What you have to do: Reproduce only the lines that run from the line with "Read this page and output its text content." to the last line of the material, both ends included, exactly as they appear.

Dataset content:

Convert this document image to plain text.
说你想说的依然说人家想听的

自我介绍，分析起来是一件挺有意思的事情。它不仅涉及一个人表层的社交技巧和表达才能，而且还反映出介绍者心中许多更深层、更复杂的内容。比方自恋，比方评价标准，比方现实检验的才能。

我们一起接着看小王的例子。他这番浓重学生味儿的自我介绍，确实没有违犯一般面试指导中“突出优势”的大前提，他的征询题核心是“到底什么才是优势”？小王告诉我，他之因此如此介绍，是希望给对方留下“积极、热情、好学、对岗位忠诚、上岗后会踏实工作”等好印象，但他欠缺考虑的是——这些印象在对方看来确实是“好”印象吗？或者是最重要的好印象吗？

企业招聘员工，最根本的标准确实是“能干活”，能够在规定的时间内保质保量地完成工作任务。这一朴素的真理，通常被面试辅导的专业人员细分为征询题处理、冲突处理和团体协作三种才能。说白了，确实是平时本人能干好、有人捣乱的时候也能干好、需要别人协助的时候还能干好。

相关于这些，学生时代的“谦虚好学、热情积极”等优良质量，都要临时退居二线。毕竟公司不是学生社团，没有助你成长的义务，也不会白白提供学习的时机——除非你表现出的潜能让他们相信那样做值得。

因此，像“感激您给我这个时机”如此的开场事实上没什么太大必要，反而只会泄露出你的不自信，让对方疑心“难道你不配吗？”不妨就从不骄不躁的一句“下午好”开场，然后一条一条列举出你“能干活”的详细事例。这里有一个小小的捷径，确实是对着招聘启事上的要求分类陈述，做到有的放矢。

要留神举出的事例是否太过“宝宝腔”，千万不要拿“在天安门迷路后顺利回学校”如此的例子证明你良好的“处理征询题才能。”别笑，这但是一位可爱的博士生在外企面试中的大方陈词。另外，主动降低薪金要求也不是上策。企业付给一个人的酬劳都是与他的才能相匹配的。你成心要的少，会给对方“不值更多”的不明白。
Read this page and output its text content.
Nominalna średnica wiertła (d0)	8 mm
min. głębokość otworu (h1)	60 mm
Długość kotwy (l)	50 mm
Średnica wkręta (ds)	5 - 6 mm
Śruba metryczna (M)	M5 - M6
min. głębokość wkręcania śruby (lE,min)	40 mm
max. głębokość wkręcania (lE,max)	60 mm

Final result:
Read this page and output its text content.
Nominalna średnica wiertła (d0)	8 mm
min. głębokość otworu (h1)	60 mm
Długość kotwy (l)	50 mm
Średnica wkręta (ds)	5 - 6 mm
Śruba metryczna (M)	M5 - M6
min. głębokość wkręcania śruby (lE,min)	40 mm
max. głębokość wkręcania (lE,max)	60 mm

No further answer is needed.